* **REQUEST**
All records must be quoted exactly. Omit the pictures.
** Start SUPPLIED MATERIAL **
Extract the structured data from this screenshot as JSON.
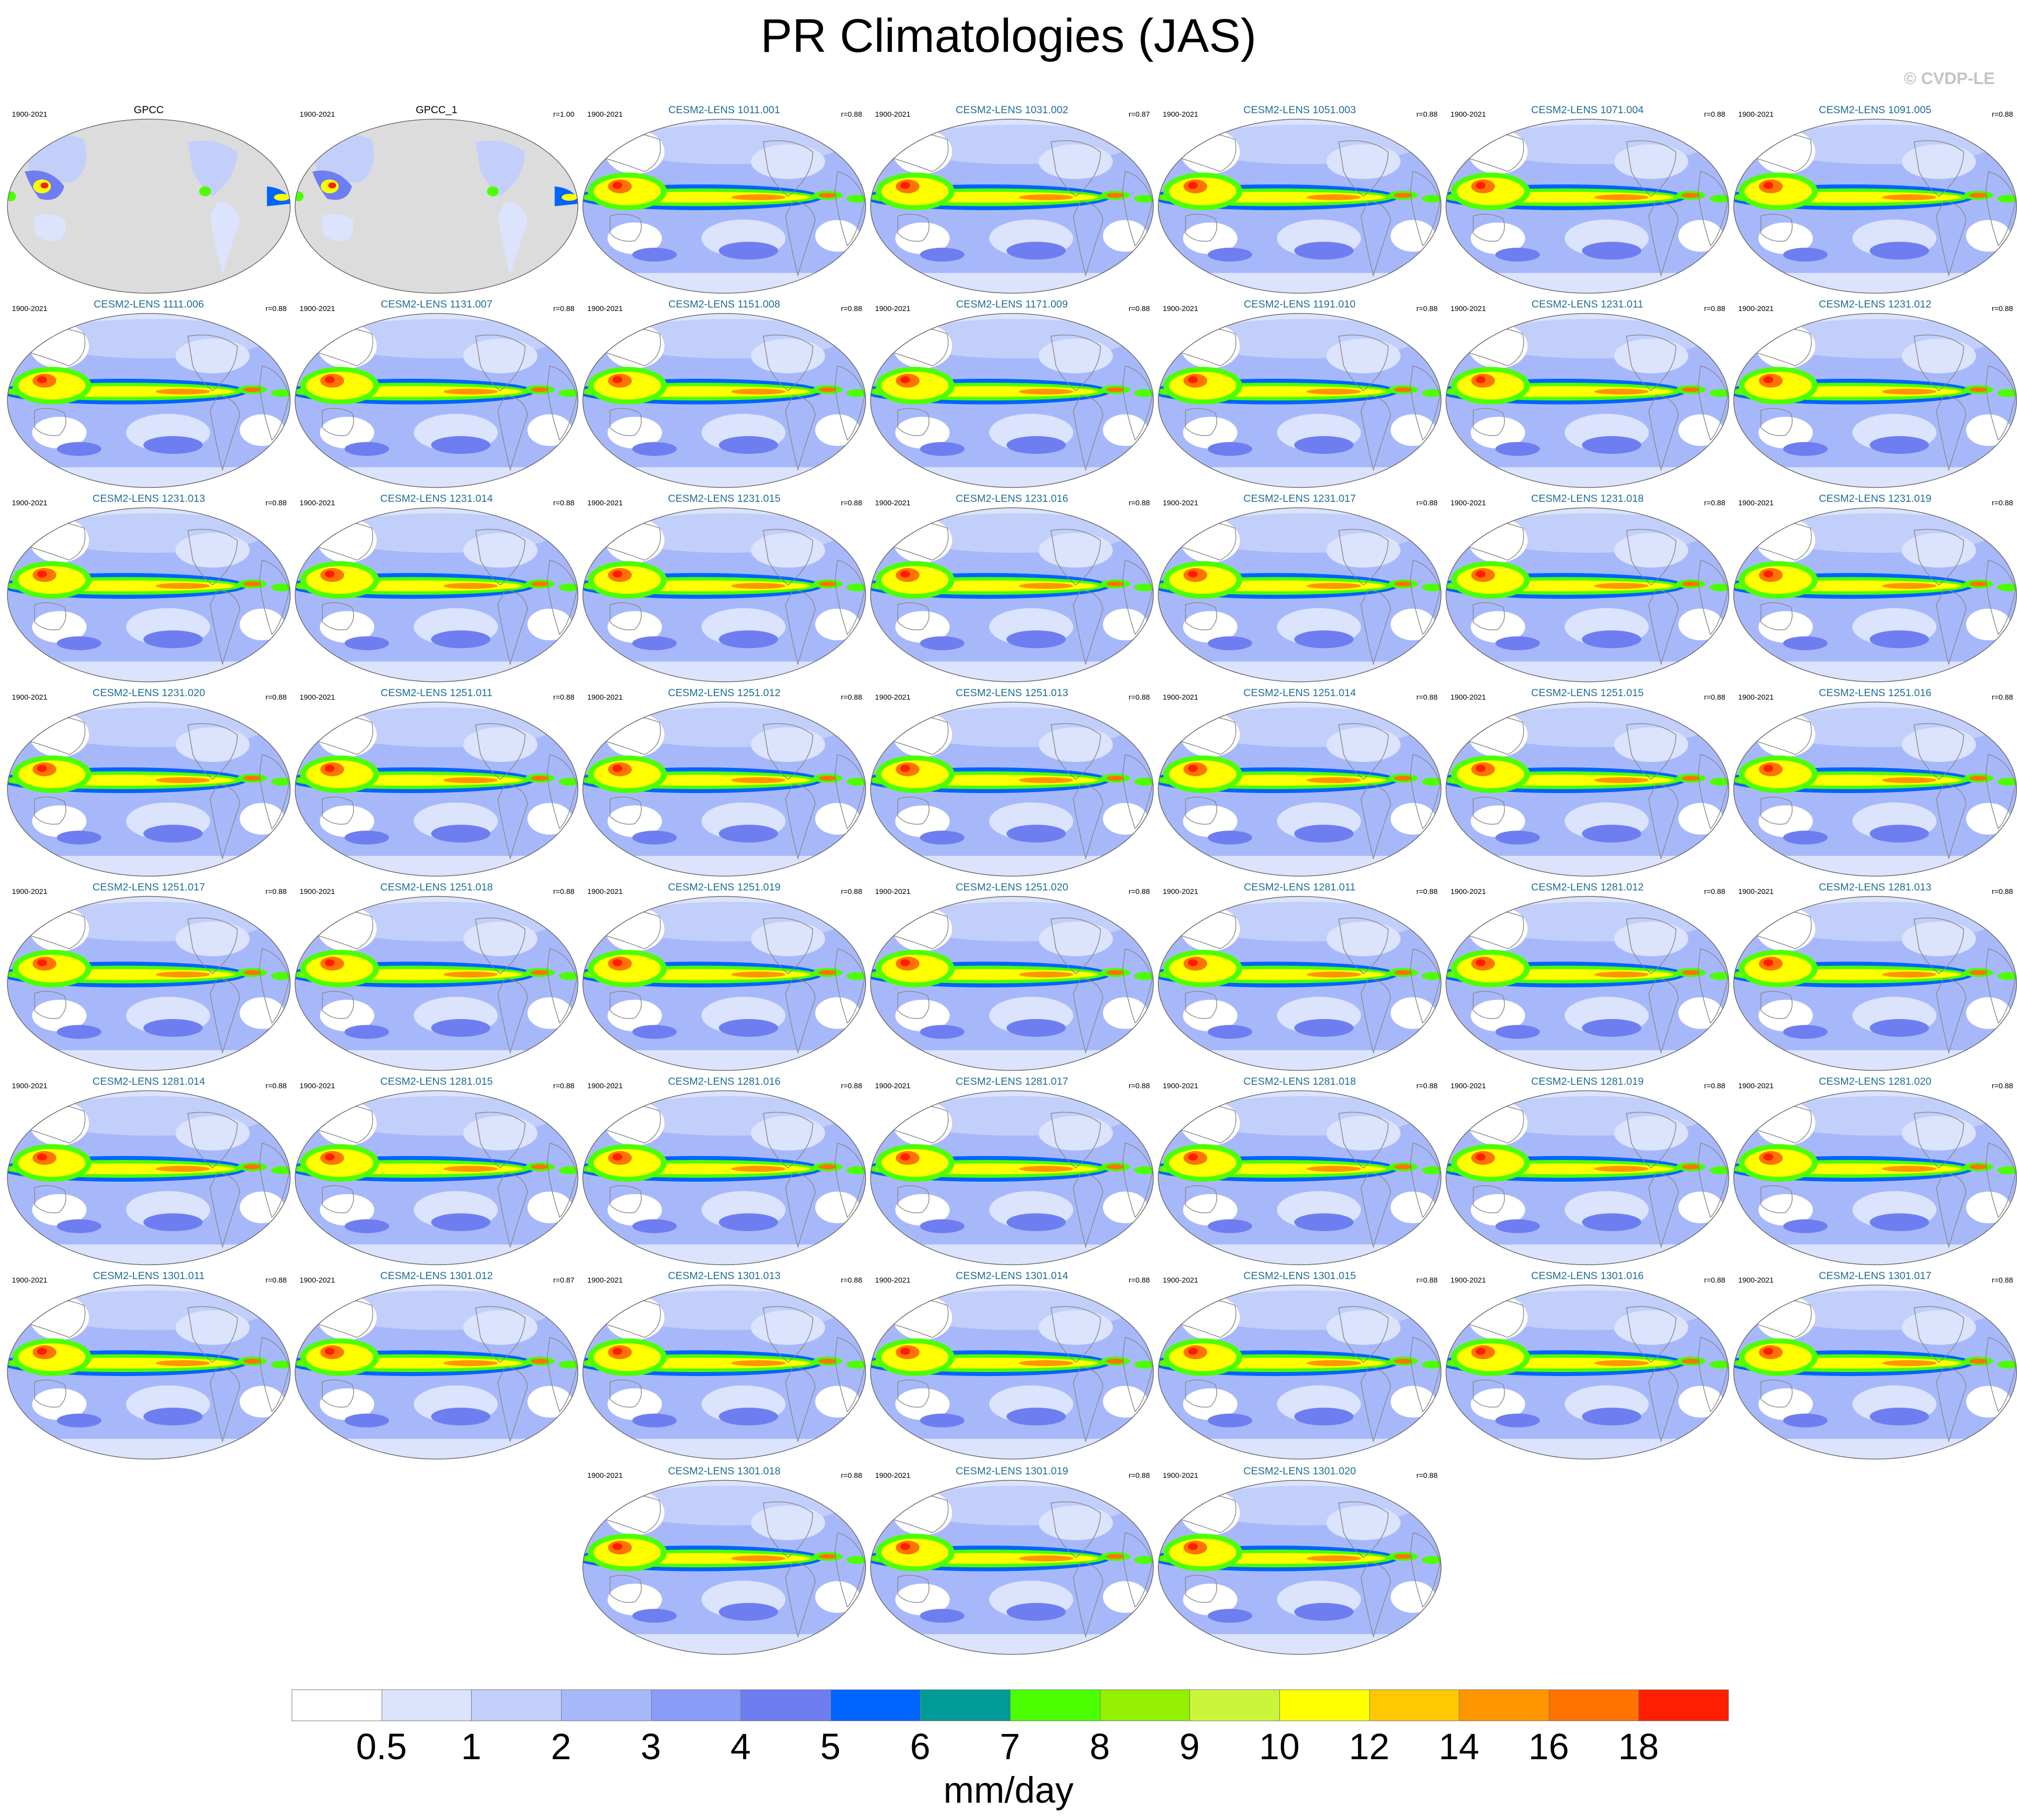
{
  "title": "PR Climatologies (JAS)",
  "watermark": "© CVDP-LE",
  "chart_data": {
    "type": "heatmap",
    "projection": "Robinson (Pacific-centered global maps)",
    "variable": "PR",
    "season": "JAS",
    "units": "mm/day",
    "colorbar": {
      "levels": [
        "0.5",
        "1",
        "2",
        "3",
        "4",
        "5",
        "6",
        "7",
        "8",
        "9",
        "10",
        "12",
        "14",
        "16",
        "18"
      ],
      "colors": [
        "#ffffff",
        "#dbe3fd",
        "#c2cffb",
        "#a7b8fa",
        "#8a9cf6",
        "#6e7ef1",
        "#0064ff",
        "#009a98",
        "#4bff00",
        "#92f000",
        "#cbf53b",
        "#ffff00",
        "#ffc800",
        "#ff9600",
        "#ff7300",
        "#ff1e00"
      ]
    },
    "panels": [
      {
        "title": "GPCC",
        "period": "1900-2021",
        "r": "",
        "kind": "obs"
      },
      {
        "title": "GPCC_1",
        "period": "1900-2021",
        "r": "r=1.00",
        "kind": "obs"
      },
      {
        "title": "CESM2-LENS 1011.001",
        "period": "1900-2021",
        "r": "r=0.88",
        "kind": "model"
      },
      {
        "title": "CESM2-LENS 1031.002",
        "period": "1900-2021",
        "r": "r=0.87",
        "kind": "model"
      },
      {
        "title": "CESM2-LENS 1051.003",
        "period": "1900-2021",
        "r": "r=0.88",
        "kind": "model"
      },
      {
        "title": "CESM2-LENS 1071.004",
        "period": "1900-2021",
        "r": "r=0.88",
        "kind": "model"
      },
      {
        "title": "CESM2-LENS 1091.005",
        "period": "1900-2021",
        "r": "r=0.88",
        "kind": "model"
      },
      {
        "title": "CESM2-LENS 1111.006",
        "period": "1900-2021",
        "r": "r=0.88",
        "kind": "model"
      },
      {
        "title": "CESM2-LENS 1131.007",
        "period": "1900-2021",
        "r": "r=0.88",
        "kind": "model"
      },
      {
        "title": "CESM2-LENS 1151.008",
        "period": "1900-2021",
        "r": "r=0.88",
        "kind": "model"
      },
      {
        "title": "CESM2-LENS 1171.009",
        "period": "1900-2021",
        "r": "r=0.88",
        "kind": "model"
      },
      {
        "title": "CESM2-LENS 1191.010",
        "period": "1900-2021",
        "r": "r=0.88",
        "kind": "model"
      },
      {
        "title": "CESM2-LENS 1231.011",
        "period": "1900-2021",
        "r": "r=0.88",
        "kind": "model"
      },
      {
        "title": "CESM2-LENS 1231.012",
        "period": "1900-2021",
        "r": "r=0.88",
        "kind": "model"
      },
      {
        "title": "CESM2-LENS 1231.013",
        "period": "1900-2021",
        "r": "r=0.88",
        "kind": "model"
      },
      {
        "title": "CESM2-LENS 1231.014",
        "period": "1900-2021",
        "r": "r=0.88",
        "kind": "model"
      },
      {
        "title": "CESM2-LENS 1231.015",
        "period": "1900-2021",
        "r": "r=0.88",
        "kind": "model"
      },
      {
        "title": "CESM2-LENS 1231.016",
        "period": "1900-2021",
        "r": "r=0.88",
        "kind": "model"
      },
      {
        "title": "CESM2-LENS 1231.017",
        "period": "1900-2021",
        "r": "r=0.88",
        "kind": "model"
      },
      {
        "title": "CESM2-LENS 1231.018",
        "period": "1900-2021",
        "r": "r=0.88",
        "kind": "model"
      },
      {
        "title": "CESM2-LENS 1231.019",
        "period": "1900-2021",
        "r": "r=0.88",
        "kind": "model"
      },
      {
        "title": "CESM2-LENS 1231.020",
        "period": "1900-2021",
        "r": "r=0.88",
        "kind": "model"
      },
      {
        "title": "CESM2-LENS 1251.011",
        "period": "1900-2021",
        "r": "r=0.88",
        "kind": "model"
      },
      {
        "title": "CESM2-LENS 1251.012",
        "period": "1900-2021",
        "r": "r=0.88",
        "kind": "model"
      },
      {
        "title": "CESM2-LENS 1251.013",
        "period": "1900-2021",
        "r": "r=0.88",
        "kind": "model"
      },
      {
        "title": "CESM2-LENS 1251.014",
        "period": "1900-2021",
        "r": "r=0.88",
        "kind": "model"
      },
      {
        "title": "CESM2-LENS 1251.015",
        "period": "1900-2021",
        "r": "r=0.88",
        "kind": "model"
      },
      {
        "title": "CESM2-LENS 1251.016",
        "period": "1900-2021",
        "r": "r=0.88",
        "kind": "model"
      },
      {
        "title": "CESM2-LENS 1251.017",
        "period": "1900-2021",
        "r": "r=0.88",
        "kind": "model"
      },
      {
        "title": "CESM2-LENS 1251.018",
        "period": "1900-2021",
        "r": "r=0.88",
        "kind": "model"
      },
      {
        "title": "CESM2-LENS 1251.019",
        "period": "1900-2021",
        "r": "r=0.88",
        "kind": "model"
      },
      {
        "title": "CESM2-LENS 1251.020",
        "period": "1900-2021",
        "r": "r=0.88",
        "kind": "model"
      },
      {
        "title": "CESM2-LENS 1281.011",
        "period": "1900-2021",
        "r": "r=0.88",
        "kind": "model"
      },
      {
        "title": "CESM2-LENS 1281.012",
        "period": "1900-2021",
        "r": "r=0.88",
        "kind": "model"
      },
      {
        "title": "CESM2-LENS 1281.013",
        "period": "1900-2021",
        "r": "r=0.88",
        "kind": "model"
      },
      {
        "title": "CESM2-LENS 1281.014",
        "period": "1900-2021",
        "r": "r=0.88",
        "kind": "model"
      },
      {
        "title": "CESM2-LENS 1281.015",
        "period": "1900-2021",
        "r": "r=0.88",
        "kind": "model"
      },
      {
        "title": "CESM2-LENS 1281.016",
        "period": "1900-2021",
        "r": "r=0.88",
        "kind": "model"
      },
      {
        "title": "CESM2-LENS 1281.017",
        "period": "1900-2021",
        "r": "r=0.88",
        "kind": "model"
      },
      {
        "title": "CESM2-LENS 1281.018",
        "period": "1900-2021",
        "r": "r=0.88",
        "kind": "model"
      },
      {
        "title": "CESM2-LENS 1281.019",
        "period": "1900-2021",
        "r": "r=0.88",
        "kind": "model"
      },
      {
        "title": "CESM2-LENS 1281.020",
        "period": "1900-2021",
        "r": "r=0.88",
        "kind": "model"
      },
      {
        "title": "CESM2-LENS 1301.011",
        "period": "1900-2021",
        "r": "r=0.88",
        "kind": "model"
      },
      {
        "title": "CESM2-LENS 1301.012",
        "period": "1900-2021",
        "r": "r=0.87",
        "kind": "model"
      },
      {
        "title": "CESM2-LENS 1301.013",
        "period": "1900-2021",
        "r": "r=0.88",
        "kind": "model"
      },
      {
        "title": "CESM2-LENS 1301.014",
        "period": "1900-2021",
        "r": "r=0.88",
        "kind": "model"
      },
      {
        "title": "CESM2-LENS 1301.015",
        "period": "1900-2021",
        "r": "r=0.88",
        "kind": "model"
      },
      {
        "title": "CESM2-LENS 1301.016",
        "period": "1900-2021",
        "r": "r=0.88",
        "kind": "model"
      },
      {
        "title": "CESM2-LENS 1301.017",
        "period": "1900-2021",
        "r": "r=0.88",
        "kind": "model"
      },
      {
        "title": "CESM2-LENS 1301.018",
        "period": "1900-2021",
        "r": "r=0.88",
        "kind": "model"
      },
      {
        "title": "CESM2-LENS 1301.019",
        "period": "1900-2021",
        "r": "r=0.88",
        "kind": "model"
      },
      {
        "title": "CESM2-LENS 1301.020",
        "period": "1900-2021",
        "r": "r=0.88",
        "kind": "model"
      }
    ]
  }
}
** End SUPPLIED MATERIAL **
* **PROBLEM SOLUTION**
Extract the structured data from this screenshot as JSON.
{
  "title": "PR Climatologies (JAS)",
  "watermark": "© CVDP-LE",
  "chart_data": {
    "type": "heatmap",
    "projection": "Robinson (Pacific-centered global maps)",
    "variable": "PR",
    "season": "JAS",
    "units": "mm/day",
    "colorbar": {
      "levels": [
        "0.5",
        "1",
        "2",
        "3",
        "4",
        "5",
        "6",
        "7",
        "8",
        "9",
        "10",
        "12",
        "14",
        "16",
        "18"
      ],
      "colors": [
        "#ffffff",
        "#dbe3fd",
        "#c2cffb",
        "#a7b8fa",
        "#8a9cf6",
        "#6e7ef1",
        "#0064ff",
        "#009a98",
        "#4bff00",
        "#92f000",
        "#cbf53b",
        "#ffff00",
        "#ffc800",
        "#ff9600",
        "#ff7300",
        "#ff1e00"
      ]
    },
    "panels": [
      {
        "title": "GPCC",
        "period": "1900-2021",
        "r": "",
        "kind": "obs"
      },
      {
        "title": "GPCC_1",
        "period": "1900-2021",
        "r": "r=1.00",
        "kind": "obs"
      },
      {
        "title": "CESM2-LENS 1011.001",
        "period": "1900-2021",
        "r": "r=0.88",
        "kind": "model"
      },
      {
        "title": "CESM2-LENS 1031.002",
        "period": "1900-2021",
        "r": "r=0.87",
        "kind": "model"
      },
      {
        "title": "CESM2-LENS 1051.003",
        "period": "1900-2021",
        "r": "r=0.88",
        "kind": "model"
      },
      {
        "title": "CESM2-LENS 1071.004",
        "period": "1900-2021",
        "r": "r=0.88",
        "kind": "model"
      },
      {
        "title": "CESM2-LENS 1091.005",
        "period": "1900-2021",
        "r": "r=0.88",
        "kind": "model"
      },
      {
        "title": "CESM2-LENS 1111.006",
        "period": "1900-2021",
        "r": "r=0.88",
        "kind": "model"
      },
      {
        "title": "CESM2-LENS 1131.007",
        "period": "1900-2021",
        "r": "r=0.88",
        "kind": "model"
      },
      {
        "title": "CESM2-LENS 1151.008",
        "period": "1900-2021",
        "r": "r=0.88",
        "kind": "model"
      },
      {
        "title": "CESM2-LENS 1171.009",
        "period": "1900-2021",
        "r": "r=0.88",
        "kind": "model"
      },
      {
        "title": "CESM2-LENS 1191.010",
        "period": "1900-2021",
        "r": "r=0.88",
        "kind": "model"
      },
      {
        "title": "CESM2-LENS 1231.011",
        "period": "1900-2021",
        "r": "r=0.88",
        "kind": "model"
      },
      {
        "title": "CESM2-LENS 1231.012",
        "period": "1900-2021",
        "r": "r=0.88",
        "kind": "model"
      },
      {
        "title": "CESM2-LENS 1231.013",
        "period": "1900-2021",
        "r": "r=0.88",
        "kind": "model"
      },
      {
        "title": "CESM2-LENS 1231.014",
        "period": "1900-2021",
        "r": "r=0.88",
        "kind": "model"
      },
      {
        "title": "CESM2-LENS 1231.015",
        "period": "1900-2021",
        "r": "r=0.88",
        "kind": "model"
      },
      {
        "title": "CESM2-LENS 1231.016",
        "period": "1900-2021",
        "r": "r=0.88",
        "kind": "model"
      },
      {
        "title": "CESM2-LENS 1231.017",
        "period": "1900-2021",
        "r": "r=0.88",
        "kind": "model"
      },
      {
        "title": "CESM2-LENS 1231.018",
        "period": "1900-2021",
        "r": "r=0.88",
        "kind": "model"
      },
      {
        "title": "CESM2-LENS 1231.019",
        "period": "1900-2021",
        "r": "r=0.88",
        "kind": "model"
      },
      {
        "title": "CESM2-LENS 1231.020",
        "period": "1900-2021",
        "r": "r=0.88",
        "kind": "model"
      },
      {
        "title": "CESM2-LENS 1251.011",
        "period": "1900-2021",
        "r": "r=0.88",
        "kind": "model"
      },
      {
        "title": "CESM2-LENS 1251.012",
        "period": "1900-2021",
        "r": "r=0.88",
        "kind": "model"
      },
      {
        "title": "CESM2-LENS 1251.013",
        "period": "1900-2021",
        "r": "r=0.88",
        "kind": "model"
      },
      {
        "title": "CESM2-LENS 1251.014",
        "period": "1900-2021",
        "r": "r=0.88",
        "kind": "model"
      },
      {
        "title": "CESM2-LENS 1251.015",
        "period": "1900-2021",
        "r": "r=0.88",
        "kind": "model"
      },
      {
        "title": "CESM2-LENS 1251.016",
        "period": "1900-2021",
        "r": "r=0.88",
        "kind": "model"
      },
      {
        "title": "CESM2-LENS 1251.017",
        "period": "1900-2021",
        "r": "r=0.88",
        "kind": "model"
      },
      {
        "title": "CESM2-LENS 1251.018",
        "period": "1900-2021",
        "r": "r=0.88",
        "kind": "model"
      },
      {
        "title": "CESM2-LENS 1251.019",
        "period": "1900-2021",
        "r": "r=0.88",
        "kind": "model"
      },
      {
        "title": "CESM2-LENS 1251.020",
        "period": "1900-2021",
        "r": "r=0.88",
        "kind": "model"
      },
      {
        "title": "CESM2-LENS 1281.011",
        "period": "1900-2021",
        "r": "r=0.88",
        "kind": "model"
      },
      {
        "title": "CESM2-LENS 1281.012",
        "period": "1900-2021",
        "r": "r=0.88",
        "kind": "model"
      },
      {
        "title": "CESM2-LENS 1281.013",
        "period": "1900-2021",
        "r": "r=0.88",
        "kind": "model"
      },
      {
        "title": "CESM2-LENS 1281.014",
        "period": "1900-2021",
        "r": "r=0.88",
        "kind": "model"
      },
      {
        "title": "CESM2-LENS 1281.015",
        "period": "1900-2021",
        "r": "r=0.88",
        "kind": "model"
      },
      {
        "title": "CESM2-LENS 1281.016",
        "period": "1900-2021",
        "r": "r=0.88",
        "kind": "model"
      },
      {
        "title": "CESM2-LENS 1281.017",
        "period": "1900-2021",
        "r": "r=0.88",
        "kind": "model"
      },
      {
        "title": "CESM2-LENS 1281.018",
        "period": "1900-2021",
        "r": "r=0.88",
        "kind": "model"
      },
      {
        "title": "CESM2-LENS 1281.019",
        "period": "1900-2021",
        "r": "r=0.88",
        "kind": "model"
      },
      {
        "title": "CESM2-LENS 1281.020",
        "period": "1900-2021",
        "r": "r=0.88",
        "kind": "model"
      },
      {
        "title": "CESM2-LENS 1301.011",
        "period": "1900-2021",
        "r": "r=0.88",
        "kind": "model"
      },
      {
        "title": "CESM2-LENS 1301.012",
        "period": "1900-2021",
        "r": "r=0.87",
        "kind": "model"
      },
      {
        "title": "CESM2-LENS 1301.013",
        "period": "1900-2021",
        "r": "r=0.88",
        "kind": "model"
      },
      {
        "title": "CESM2-LENS 1301.014",
        "period": "1900-2021",
        "r": "r=0.88",
        "kind": "model"
      },
      {
        "title": "CESM2-LENS 1301.015",
        "period": "1900-2021",
        "r": "r=0.88",
        "kind": "model"
      },
      {
        "title": "CESM2-LENS 1301.016",
        "period": "1900-2021",
        "r": "r=0.88",
        "kind": "model"
      },
      {
        "title": "CESM2-LENS 1301.017",
        "period": "1900-2021",
        "r": "r=0.88",
        "kind": "model"
      },
      {
        "title": "CESM2-LENS 1301.018",
        "period": "1900-2021",
        "r": "r=0.88",
        "kind": "model"
      },
      {
        "title": "CESM2-LENS 1301.019",
        "period": "1900-2021",
        "r": "r=0.88",
        "kind": "model"
      },
      {
        "title": "CESM2-LENS 1301.020",
        "period": "1900-2021",
        "r": "r=0.88",
        "kind": "model"
      }
    ]
  }
}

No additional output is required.